Search the material for the word "degree" and report each line where it turns up.

[Data records]
···
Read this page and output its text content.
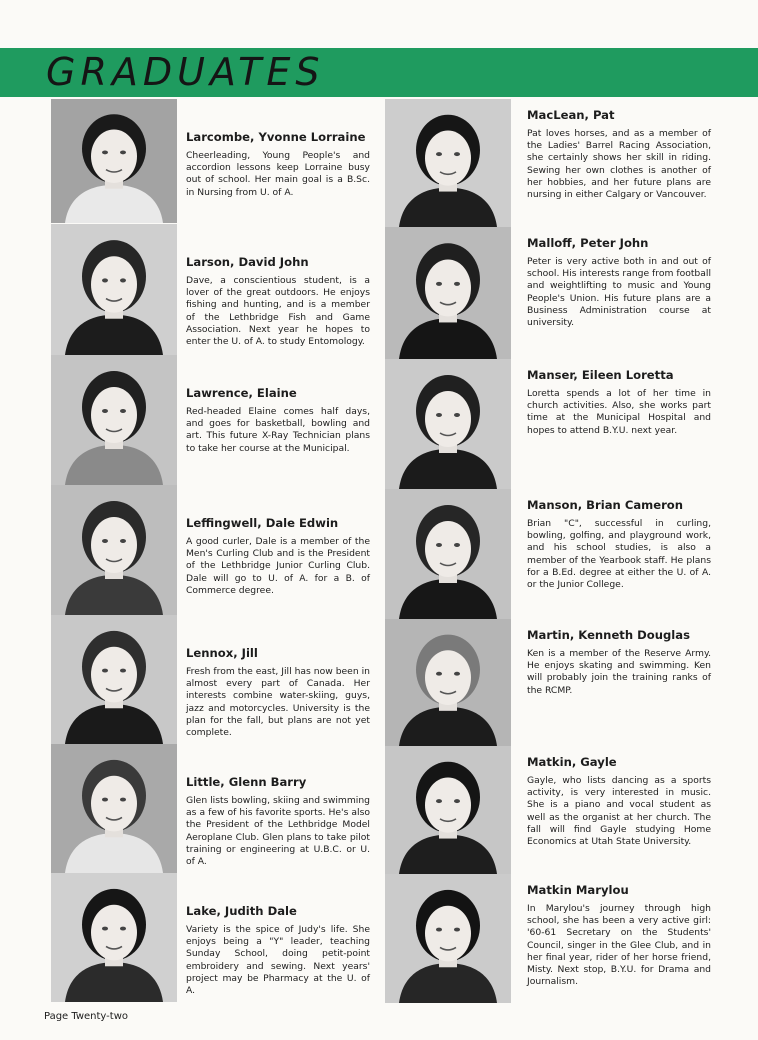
GRADUATES
Larcombe, Yvonne Lorraine

Cheerleading, Young People's and accordion lessons keep Lorraine busy out of school. Her main goal is a B.Sc. in Nursing from U. of A.

Larson, David John

Dave, a conscientious student, is a lover of the great outdoors. He enjoys fishing and hunting, and is a member of the Lethbridge Fish and Game Association. Next year he hopes to enter the U. of A. to study Entomology.

Lawrence, Elaine

Red-headed Elaine comes half days, and goes for basketball, bowling and art. This future X-Ray Technician plans to take her course at the Municipal.

Leffingwell, Dale Edwin

A good curler, Dale is a member of the Men's Curling Club and is the President of the Lethbridge Junior Curling Club. Dale will go to U. of A. for a B. of Commerce degree.

Lennox, Jill

Fresh from the east, Jill has now been in almost every part of Canada. Her interests combine water-skiing, guys, jazz and motorcycles. University is the plan for the fall, but plans are not yet complete.

Little, Glenn Barry

Glen lists bowling, skiing and swimming as a few of his favorite sports. He's also the President of the Lethbridge Model Aeroplane Club. Glen plans to take pilot training or engineering at U.B.C. or U. of A.

Lake, Judith Dale

Variety is the spice of Judy's life. She enjoys being a "Y" leader, teaching Sunday School, doing petit-point embroidery and sewing. Next years' project may be Pharmacy at the U. of A.

MacLean, Pat

Pat loves horses, and as a member of the Ladies' Barrel Racing Association, she certainly shows her skill in riding. Sewing her own clothes is another of her hobbies, and her future plans are nursing in either Calgary or Vancouver.

Malloff, Peter John

Peter is very active both in and out of school. His interests range from football and weightlifting to music and Young People's Union. His future plans are a Business Administration course at university.

Manser, Eileen Loretta

Loretta spends a lot of her time in church activities. Also, she works part time at the Municipal Hospital and hopes to attend B.Y.U. next year.

Manson, Brian Cameron

Brian "C", successful in curling, bowling, golfing, and playground work, and his school studies, is also a member of the Yearbook staff. He plans for a B.Ed. degree at either the U. of A. or the Junior College.

Martin, Kenneth Douglas

Ken is a member of the Reserve Army. He enjoys skating and swimming. Ken will probably join the training ranks of the RCMP.

Matkin, Gayle

Gayle, who lists dancing as a sports activity, is very interested in music. She is a piano and vocal student as well as the organist at her church. The fall will find Gayle studying Home Economics at Utah State University.

Matkin Marylou

In Marylou's journey through high school, she has been a very active girl: '60-61 Secretary on the Students' Council, singer in the Glee Club, and in her final year, rider of her horse friend, Misty. Next stop, B.Y.U. for Drama and Journalism.

Page Twenty-two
···
### Output for this task
A good curler, Dale is a member of the Men's Curling Club and is the President of the Lethbridge Junior Curling Club. Dale will go to U. of A. for a B. of Commerce degree.
Brian "C", successful in curling, bowling, golfing, and playground work, and his school studies, is also a member of the Yearbook staff. He plans for a B.Ed. degree at either the U. of A. or the Junior College.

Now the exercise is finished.